§ WHAT THIS TASK INVOLVES
Count every line below in which "frac" occurs, then give only the count.
* start DATA LISTING *
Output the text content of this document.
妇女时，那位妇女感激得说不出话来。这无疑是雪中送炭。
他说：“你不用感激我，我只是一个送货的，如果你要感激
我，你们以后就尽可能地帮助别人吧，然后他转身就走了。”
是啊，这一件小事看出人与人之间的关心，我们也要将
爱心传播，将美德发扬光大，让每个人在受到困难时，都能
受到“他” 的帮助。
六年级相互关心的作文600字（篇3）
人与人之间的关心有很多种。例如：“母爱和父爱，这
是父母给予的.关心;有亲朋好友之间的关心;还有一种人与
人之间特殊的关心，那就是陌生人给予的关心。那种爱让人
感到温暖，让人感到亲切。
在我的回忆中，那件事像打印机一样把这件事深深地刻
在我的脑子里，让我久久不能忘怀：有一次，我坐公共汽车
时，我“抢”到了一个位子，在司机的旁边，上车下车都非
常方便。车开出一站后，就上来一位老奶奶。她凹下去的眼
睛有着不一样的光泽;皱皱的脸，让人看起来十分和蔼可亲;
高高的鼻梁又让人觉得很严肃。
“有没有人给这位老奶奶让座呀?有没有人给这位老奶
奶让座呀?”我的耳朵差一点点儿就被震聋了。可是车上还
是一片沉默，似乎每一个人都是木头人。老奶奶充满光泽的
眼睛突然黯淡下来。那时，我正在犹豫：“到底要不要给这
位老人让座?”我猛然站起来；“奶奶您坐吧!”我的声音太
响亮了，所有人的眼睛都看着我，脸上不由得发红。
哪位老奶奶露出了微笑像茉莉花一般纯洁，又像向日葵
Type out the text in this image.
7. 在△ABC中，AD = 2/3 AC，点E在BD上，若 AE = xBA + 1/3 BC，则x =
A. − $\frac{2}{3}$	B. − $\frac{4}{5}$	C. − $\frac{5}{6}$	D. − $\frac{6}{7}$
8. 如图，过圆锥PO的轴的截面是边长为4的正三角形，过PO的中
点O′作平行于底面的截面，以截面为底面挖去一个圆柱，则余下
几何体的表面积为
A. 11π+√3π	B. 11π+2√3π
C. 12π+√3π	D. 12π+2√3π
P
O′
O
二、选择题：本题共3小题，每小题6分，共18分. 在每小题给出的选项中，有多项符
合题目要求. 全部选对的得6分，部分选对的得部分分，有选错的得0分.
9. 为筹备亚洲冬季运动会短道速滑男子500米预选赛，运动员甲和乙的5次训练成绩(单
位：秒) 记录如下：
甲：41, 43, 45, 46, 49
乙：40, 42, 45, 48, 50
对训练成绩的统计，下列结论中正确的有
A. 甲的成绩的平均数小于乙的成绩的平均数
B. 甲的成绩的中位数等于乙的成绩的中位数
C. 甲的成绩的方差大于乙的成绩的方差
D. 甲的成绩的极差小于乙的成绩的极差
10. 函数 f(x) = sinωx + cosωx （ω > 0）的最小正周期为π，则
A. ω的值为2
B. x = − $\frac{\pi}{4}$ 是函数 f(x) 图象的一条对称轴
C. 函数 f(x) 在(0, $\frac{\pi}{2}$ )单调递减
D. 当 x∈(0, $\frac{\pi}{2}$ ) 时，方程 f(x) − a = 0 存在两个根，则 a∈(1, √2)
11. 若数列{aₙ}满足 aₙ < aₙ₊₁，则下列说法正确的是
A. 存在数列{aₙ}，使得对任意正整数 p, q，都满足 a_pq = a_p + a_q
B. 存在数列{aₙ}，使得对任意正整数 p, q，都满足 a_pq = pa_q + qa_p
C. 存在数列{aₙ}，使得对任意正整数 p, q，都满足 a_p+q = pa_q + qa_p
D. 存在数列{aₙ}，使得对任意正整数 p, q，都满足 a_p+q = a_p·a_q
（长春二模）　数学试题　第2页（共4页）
* end DATA LISTING *
§ SOLVED EXERCISE
4